Figure record extracts
--------------------
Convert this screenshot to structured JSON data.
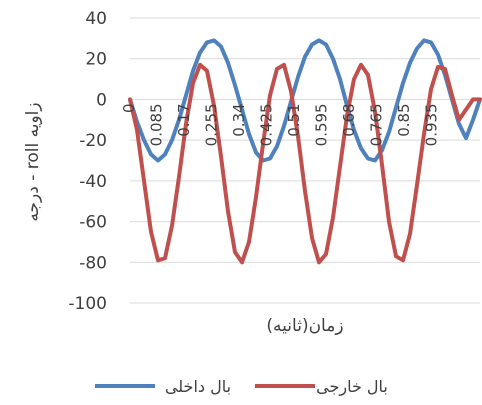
{
  "chart_data": {
    "type": "line",
    "xlabel": "زمان(ثانیه)",
    "ylabel": "زاویه roll - درجه",
    "ylim": [
      -100,
      40
    ],
    "yticks": [
      40,
      20,
      0,
      -20,
      -40,
      -60,
      -80,
      -100
    ],
    "xlim": [
      0,
      1.0
    ],
    "xticks": [
      "0",
      "0.085",
      "0.17",
      "0.255",
      "0.34",
      "0.425",
      "0.51",
      "0.595",
      "0.68",
      "0.765",
      "0.85",
      "0.935"
    ],
    "grid": true,
    "legend_position": "bottom",
    "series": [
      {
        "name": "بال داخلی",
        "color": "#4F81BD",
        "x": [
          0,
          0.02,
          0.04,
          0.06,
          0.08,
          0.1,
          0.12,
          0.14,
          0.16,
          0.18,
          0.2,
          0.22,
          0.24,
          0.26,
          0.28,
          0.3,
          0.32,
          0.34,
          0.36,
          0.38,
          0.4,
          0.42,
          0.44,
          0.46,
          0.48,
          0.5,
          0.52,
          0.54,
          0.56,
          0.58,
          0.6,
          0.62,
          0.64,
          0.66,
          0.68,
          0.7,
          0.72,
          0.74,
          0.76,
          0.78,
          0.8,
          0.82,
          0.84,
          0.86,
          0.88,
          0.9,
          0.92,
          0.94,
          0.96,
          0.98,
          1.0
        ],
        "values": [
          0,
          -11,
          -20,
          -27,
          -30,
          -27,
          -20,
          -10,
          2,
          14,
          23,
          28,
          29,
          26,
          18,
          7,
          -5,
          -17,
          -26,
          -30,
          -29,
          -23,
          -13,
          -1,
          11,
          21,
          27,
          29,
          27,
          20,
          10,
          -3,
          -15,
          -24,
          -29,
          -30,
          -25,
          -16,
          -4,
          8,
          18,
          25,
          29,
          28,
          22,
          12,
          0,
          -12,
          -19,
          -10,
          0
        ]
      },
      {
        "name": "بال خارجی",
        "color": "#C0504D",
        "x": [
          0,
          0.02,
          0.04,
          0.06,
          0.08,
          0.1,
          0.12,
          0.14,
          0.16,
          0.18,
          0.2,
          0.22,
          0.24,
          0.26,
          0.28,
          0.3,
          0.32,
          0.34,
          0.36,
          0.38,
          0.4,
          0.42,
          0.44,
          0.46,
          0.48,
          0.5,
          0.52,
          0.54,
          0.56,
          0.58,
          0.6,
          0.62,
          0.64,
          0.66,
          0.68,
          0.7,
          0.72,
          0.74,
          0.76,
          0.78,
          0.8,
          0.82,
          0.84,
          0.86,
          0.88,
          0.9,
          0.92,
          0.94,
          0.96,
          0.98,
          1.0
        ],
        "values": [
          0,
          -15,
          -40,
          -65,
          -79,
          -78,
          -62,
          -38,
          -12,
          8,
          17,
          14,
          -3,
          -28,
          -55,
          -75,
          -80,
          -70,
          -48,
          -22,
          2,
          15,
          17,
          4,
          -18,
          -45,
          -68,
          -80,
          -76,
          -58,
          -33,
          -8,
          10,
          17,
          12,
          -6,
          -32,
          -60,
          -77,
          -79,
          -66,
          -42,
          -17,
          5,
          16,
          15,
          2,
          -10,
          -5,
          0,
          0
        ]
      }
    ]
  }
}
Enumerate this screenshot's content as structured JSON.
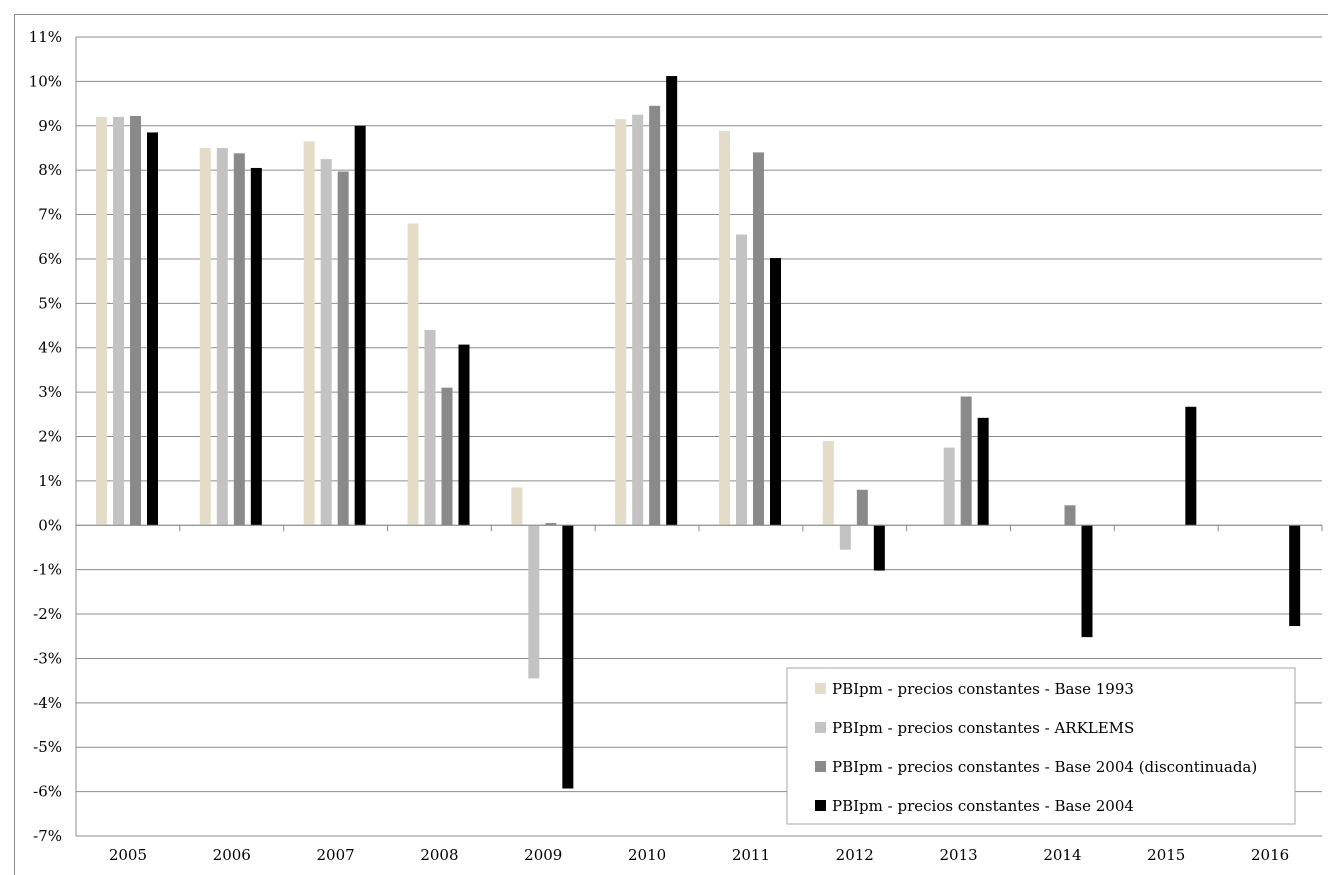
{
  "chart_data": {
    "type": "bar",
    "title": "",
    "xlabel": "",
    "ylabel": "",
    "categories": [
      "2005",
      "2006",
      "2007",
      "2008",
      "2009",
      "2010",
      "2011",
      "2012",
      "2013",
      "2014",
      "2015",
      "2016"
    ],
    "y_ticks": [
      "11%",
      "10%",
      "9%",
      "8%",
      "7%",
      "6%",
      "5%",
      "4%",
      "3%",
      "2%",
      "1%",
      "0%",
      "-1%",
      "-2%",
      "-3%",
      "-4%",
      "-5%",
      "-6%",
      "-7%"
    ],
    "ylim": [
      -7,
      11
    ],
    "grid": true,
    "legend_position": "bottom-right, inside plot",
    "series": [
      {
        "name": "PBIpm - precios constantes - Base 1993",
        "color": "#e3dcc9",
        "values": [
          9.2,
          8.5,
          8.65,
          6.8,
          0.85,
          9.15,
          8.88,
          1.9,
          null,
          null,
          null,
          null
        ]
      },
      {
        "name": "PBIpm - precios constantes - ARKLEMS",
        "color": "#c3c3c3",
        "values": [
          9.2,
          8.5,
          8.25,
          4.4,
          -3.45,
          9.25,
          6.55,
          -0.55,
          1.75,
          null,
          null,
          null
        ]
      },
      {
        "name": "PBIpm - precios constantes - Base 2004 (discontinuada)",
        "color": "#8a8a8a",
        "values": [
          9.22,
          8.38,
          7.97,
          3.1,
          0.05,
          9.45,
          8.4,
          0.8,
          2.9,
          0.45,
          null,
          null
        ]
      },
      {
        "name": "PBIpm - precios constantes - Base 2004",
        "color": "#000000",
        "values": [
          8.85,
          8.05,
          9.0,
          4.07,
          -5.93,
          10.12,
          6.02,
          -1.02,
          2.42,
          -2.52,
          2.67,
          -2.27
        ]
      }
    ]
  }
}
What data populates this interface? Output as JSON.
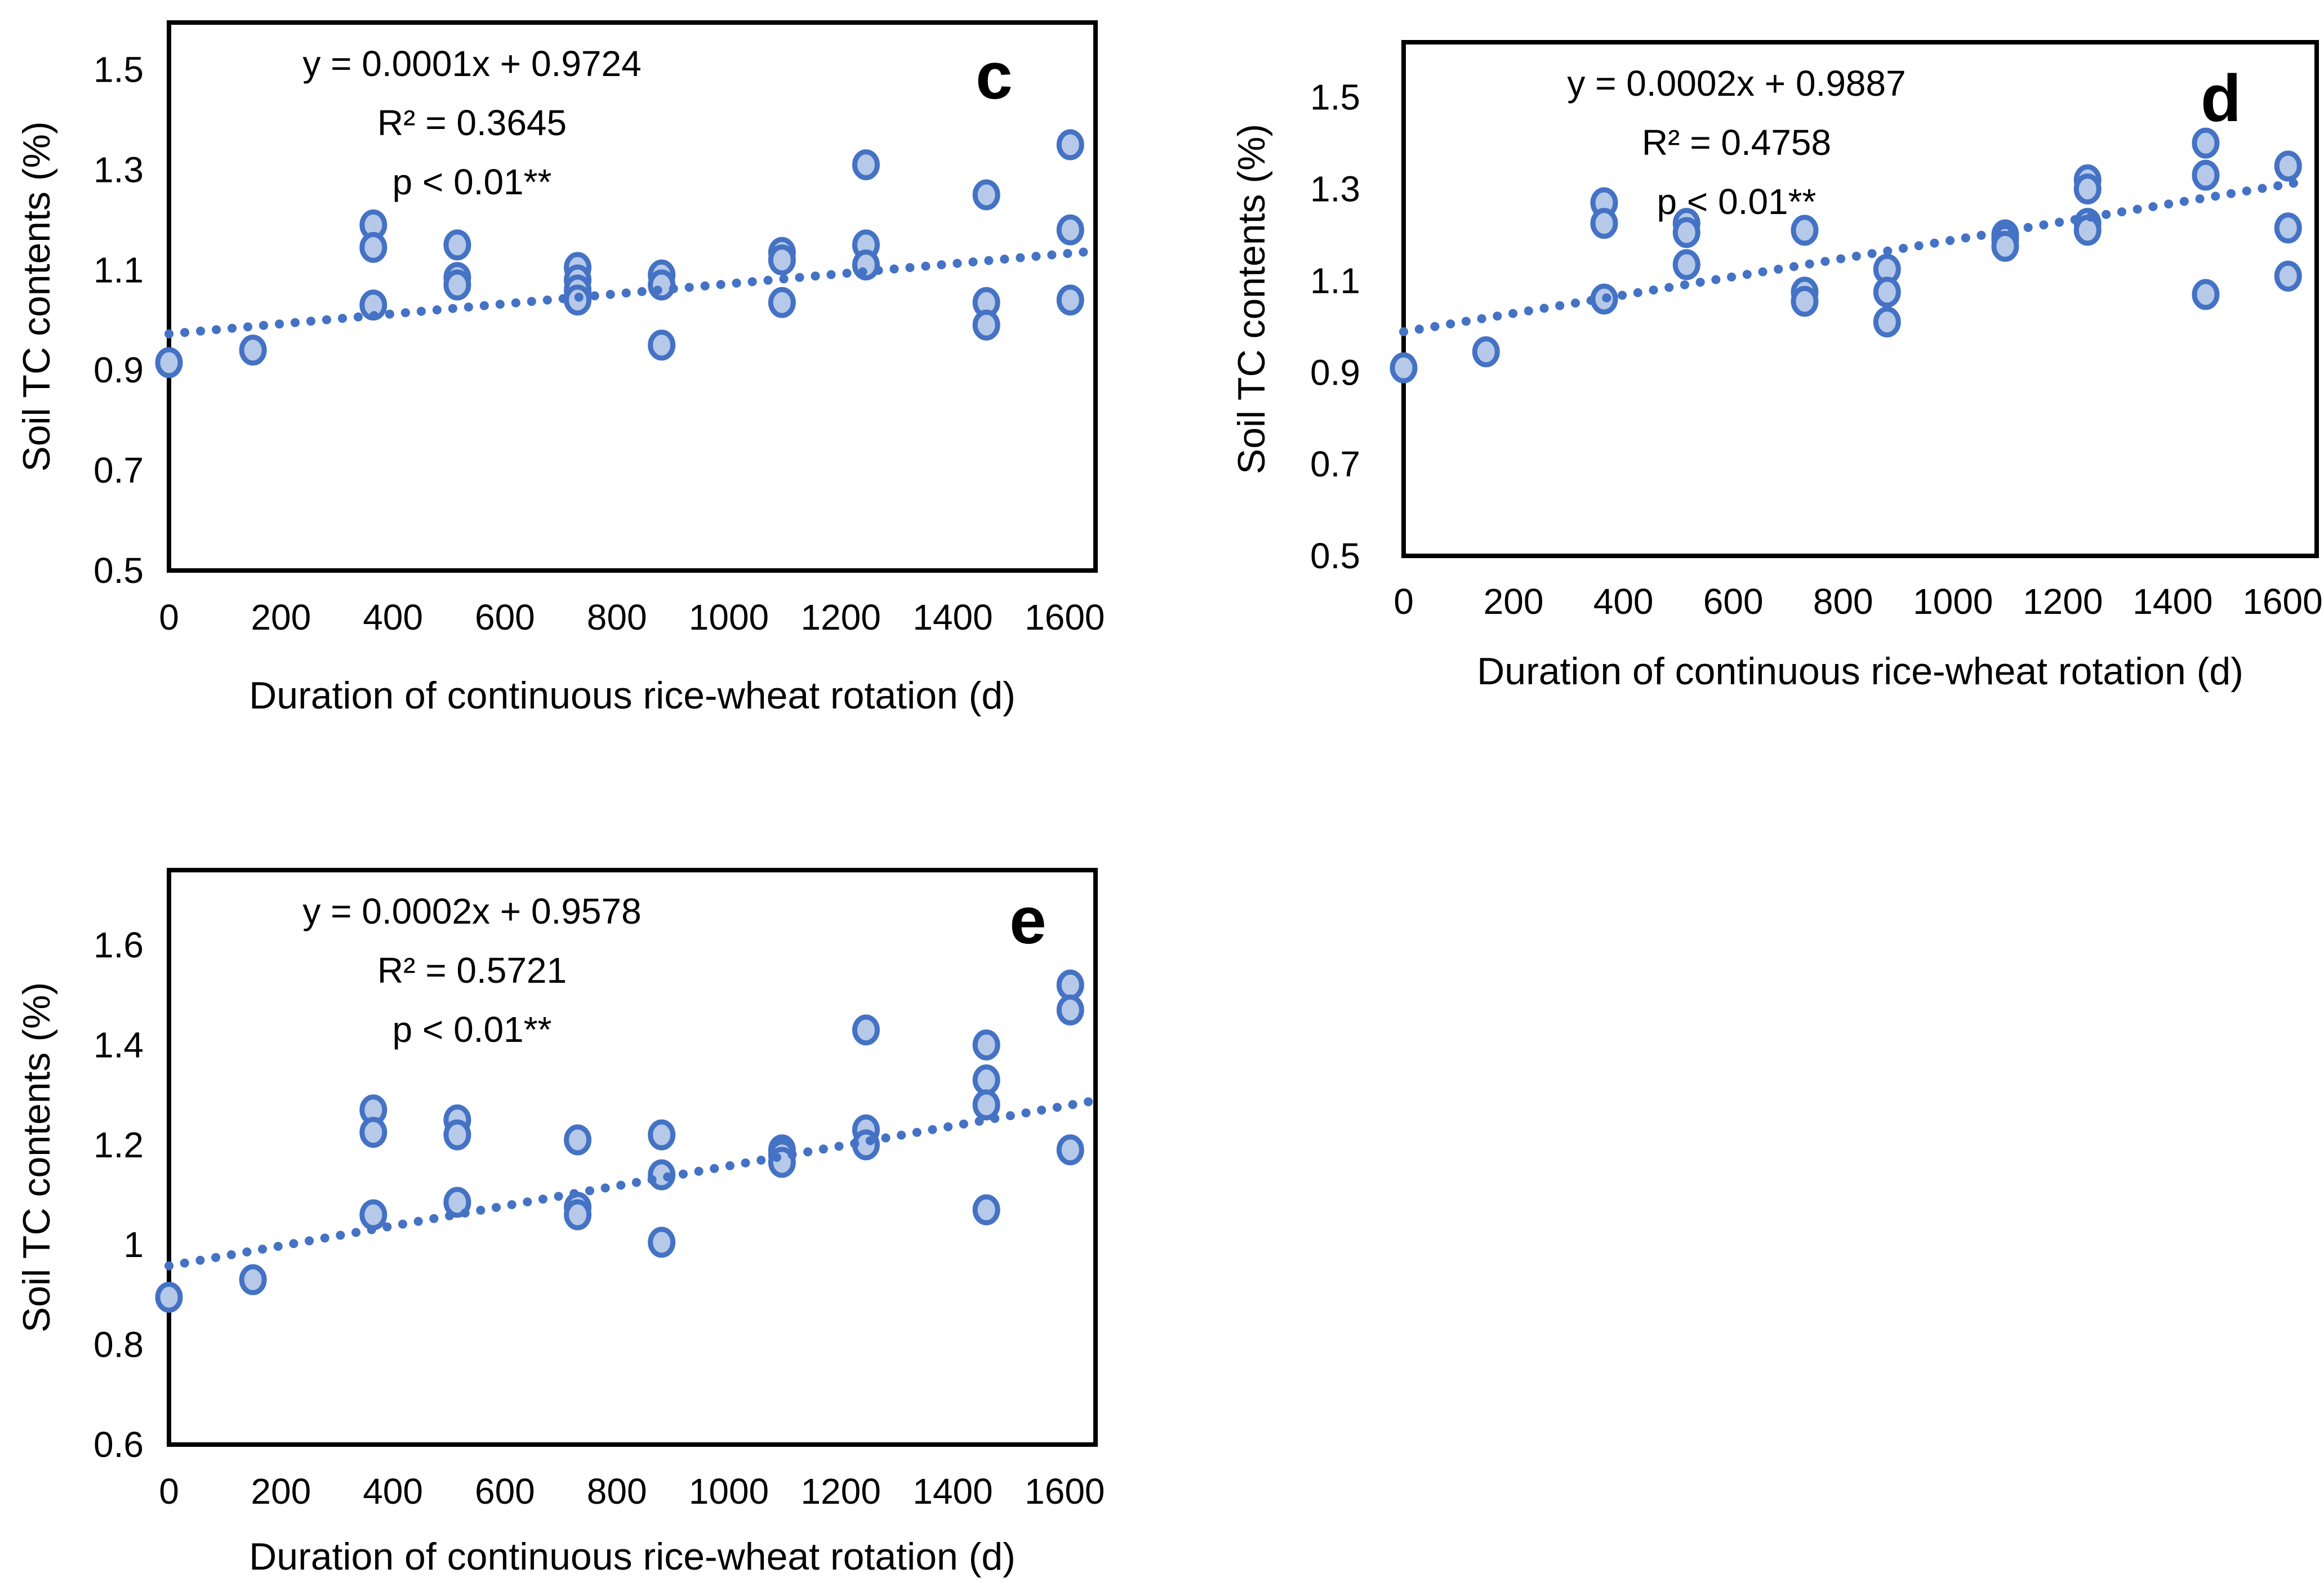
{
  "figure": {
    "background": "#ffffff",
    "description": "Three scatter panels (c, d, e) of soil TC contents vs duration of continuous rice-wheat rotation, each with a dotted linear trendline and regression annotation"
  },
  "style": {
    "point_fill": "#b7c9e8",
    "point_stroke": "#4472c4",
    "trend_color": "#4472c4",
    "border_color": "#000000"
  },
  "chart_data": [
    {
      "type": "scatter",
      "panel_label": "c",
      "equation": "y = 0.0001x + 0.9724",
      "r_squared": "R² = 0.3645",
      "p_value": "p < 0.01**",
      "xlabel": "Duration of continuous rice-wheat rotation  (d)",
      "ylabel": "Soil TC contents  (%)",
      "x_ticks": [
        0,
        200,
        400,
        600,
        800,
        1000,
        1200,
        1400,
        1600
      ],
      "x_tick_labels": [
        "0",
        "200",
        "400",
        "600",
        "800",
        "1000",
        "1200",
        "1400",
        "1600"
      ],
      "y_ticks": [
        0.5,
        0.7,
        0.9,
        1.1,
        1.3,
        1.5
      ],
      "y_tick_labels": [
        "0.5",
        "0.7",
        "0.9",
        "1.1",
        "1.3",
        "1.5"
      ],
      "xlim": [
        0,
        1655
      ],
      "ylim": [
        0.5,
        1.594
      ],
      "grid": false,
      "legend": "none",
      "trend": {
        "slope": 0.0001,
        "intercept": 0.9724,
        "x_range": [
          0,
          1645
        ],
        "style": "dotted"
      },
      "points": [
        [
          0,
          0.915
        ],
        [
          150,
          0.94
        ],
        [
          365,
          1.19
        ],
        [
          365,
          1.145
        ],
        [
          365,
          1.03
        ],
        [
          515,
          1.15
        ],
        [
          515,
          1.085
        ],
        [
          515,
          1.07
        ],
        [
          730,
          1.105
        ],
        [
          730,
          1.08
        ],
        [
          730,
          1.06
        ],
        [
          730,
          1.04
        ],
        [
          880,
          1.09
        ],
        [
          880,
          1.07
        ],
        [
          880,
          0.95
        ],
        [
          1095,
          1.135
        ],
        [
          1095,
          1.12
        ],
        [
          1095,
          1.035
        ],
        [
          1245,
          1.31
        ],
        [
          1245,
          1.15
        ],
        [
          1245,
          1.11
        ],
        [
          1460,
          1.25
        ],
        [
          1460,
          1.035
        ],
        [
          1460,
          0.99
        ],
        [
          1610,
          1.35
        ],
        [
          1610,
          1.18
        ],
        [
          1610,
          1.04
        ]
      ],
      "geom": {
        "plot": {
          "l": 300,
          "t": 40,
          "r": 1945,
          "b": 1013
        },
        "eq_cx": 838,
        "eq_baselines": [
          135,
          240,
          345
        ],
        "panel_pos": {
          "x": 1765,
          "y": 175
        },
        "ytick_right": 255,
        "xtick_baseline": 1118,
        "xtitle_baseline": 1258,
        "ytitle_cx": 88
      }
    },
    {
      "type": "scatter",
      "panel_label": "d",
      "equation": "y = 0.0002x + 0.9887",
      "r_squared": "R² = 0.4758",
      "p_value": "p < 0.01**",
      "xlabel": "Duration of continuous rice-wheat rotation  (d)",
      "ylabel": "Soil TC contents  (%)",
      "x_ticks": [
        0,
        200,
        400,
        600,
        800,
        1000,
        1200,
        1400,
        1600
      ],
      "x_tick_labels": [
        "0",
        "200",
        "400",
        "600",
        "800",
        "1000",
        "1200",
        "1400",
        "1600"
      ],
      "y_ticks": [
        0.5,
        0.7,
        0.9,
        1.1,
        1.3,
        1.5
      ],
      "y_tick_labels": [
        "0.5",
        "0.7",
        "0.9",
        "1.1",
        "1.3",
        "1.5"
      ],
      "xlim": [
        0,
        1662
      ],
      "ylim": [
        0.5,
        1.62
      ],
      "grid": false,
      "legend": "none",
      "trend": {
        "slope": 0.0002,
        "intercept": 0.9887,
        "x_range": [
          0,
          1640
        ],
        "style": "dotted"
      },
      "points": [
        [
          0,
          0.91
        ],
        [
          150,
          0.945
        ],
        [
          365,
          1.27
        ],
        [
          365,
          1.225
        ],
        [
          365,
          1.06
        ],
        [
          515,
          1.225
        ],
        [
          515,
          1.205
        ],
        [
          515,
          1.135
        ],
        [
          730,
          1.21
        ],
        [
          730,
          1.075
        ],
        [
          730,
          1.055
        ],
        [
          880,
          1.125
        ],
        [
          880,
          1.075
        ],
        [
          880,
          1.01
        ],
        [
          1095,
          1.2
        ],
        [
          1095,
          1.19
        ],
        [
          1095,
          1.175
        ],
        [
          1245,
          1.32
        ],
        [
          1245,
          1.3
        ],
        [
          1245,
          1.225
        ],
        [
          1245,
          1.21
        ],
        [
          1460,
          1.4
        ],
        [
          1460,
          1.33
        ],
        [
          1460,
          1.07
        ],
        [
          1610,
          1.35
        ],
        [
          1610,
          1.215
        ],
        [
          1610,
          1.11
        ]
      ],
      "geom": {
        "plot": {
          "l": 429,
          "t": 75,
          "r": 2050,
          "b": 987
        },
        "eq_cx": 1020,
        "eq_baselines": [
          170,
          275,
          380
        ],
        "panel_pos": {
          "x": 1880,
          "y": 215
        },
        "ytick_right": 352,
        "xtick_baseline": 1090,
        "xtitle_baseline": 1215,
        "ytitle_cx": 182
      }
    },
    {
      "type": "scatter",
      "panel_label": "e",
      "equation": "y = 0.0002x + 0.9578",
      "r_squared": "R² = 0.5721",
      "p_value": "p < 0.01**",
      "xlabel": "Duration of continuous rice-wheat rotation  (d)",
      "ylabel": "Soil TC contents  (%)",
      "x_ticks": [
        0,
        200,
        400,
        600,
        800,
        1000,
        1200,
        1400,
        1600
      ],
      "x_tick_labels": [
        "0",
        "200",
        "400",
        "600",
        "800",
        "1000",
        "1200",
        "1400",
        "1600"
      ],
      "y_ticks": [
        0.6,
        0.8,
        1.0,
        1.2,
        1.4,
        1.6
      ],
      "y_tick_labels": [
        "0.6",
        "0.8",
        "1",
        "1.2",
        "1.4",
        "1.6"
      ],
      "xlim": [
        0,
        1655
      ],
      "ylim": [
        0.6,
        1.75
      ],
      "grid": false,
      "legend": "none",
      "trend": {
        "slope": 0.0002,
        "intercept": 0.9578,
        "x_range": [
          0,
          1645
        ],
        "style": "dotted"
      },
      "points": [
        [
          0,
          0.895
        ],
        [
          150,
          0.93
        ],
        [
          365,
          1.27
        ],
        [
          365,
          1.225
        ],
        [
          365,
          1.06
        ],
        [
          515,
          1.25
        ],
        [
          515,
          1.22
        ],
        [
          515,
          1.085
        ],
        [
          730,
          1.21
        ],
        [
          730,
          1.075
        ],
        [
          730,
          1.06
        ],
        [
          880,
          1.22
        ],
        [
          880,
          1.14
        ],
        [
          880,
          1.005
        ],
        [
          1095,
          1.19
        ],
        [
          1095,
          1.18
        ],
        [
          1095,
          1.165
        ],
        [
          1245,
          1.43
        ],
        [
          1245,
          1.23
        ],
        [
          1245,
          1.2
        ],
        [
          1460,
          1.4
        ],
        [
          1460,
          1.33
        ],
        [
          1460,
          1.28
        ],
        [
          1460,
          1.07
        ],
        [
          1610,
          1.52
        ],
        [
          1610,
          1.47
        ],
        [
          1610,
          1.19
        ]
      ],
      "geom": {
        "plot": {
          "l": 300,
          "t": 133,
          "r": 1945,
          "b": 1153
        },
        "eq_cx": 838,
        "eq_baselines": [
          228,
          333,
          438
        ],
        "panel_pos": {
          "x": 1825,
          "y": 263
        },
        "ytick_right": 255,
        "xtick_baseline": 1258,
        "xtitle_baseline": 1375,
        "ytitle_cx": 88
      }
    }
  ]
}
--------------------
• WHAT IS NEEDED: Using the listing above, return all lines where the word "bottom" occurs.

• EXERCISE SOLUTION:
    "legend_position": "bottom",
    "legend_position": "bottom-right, inside plot",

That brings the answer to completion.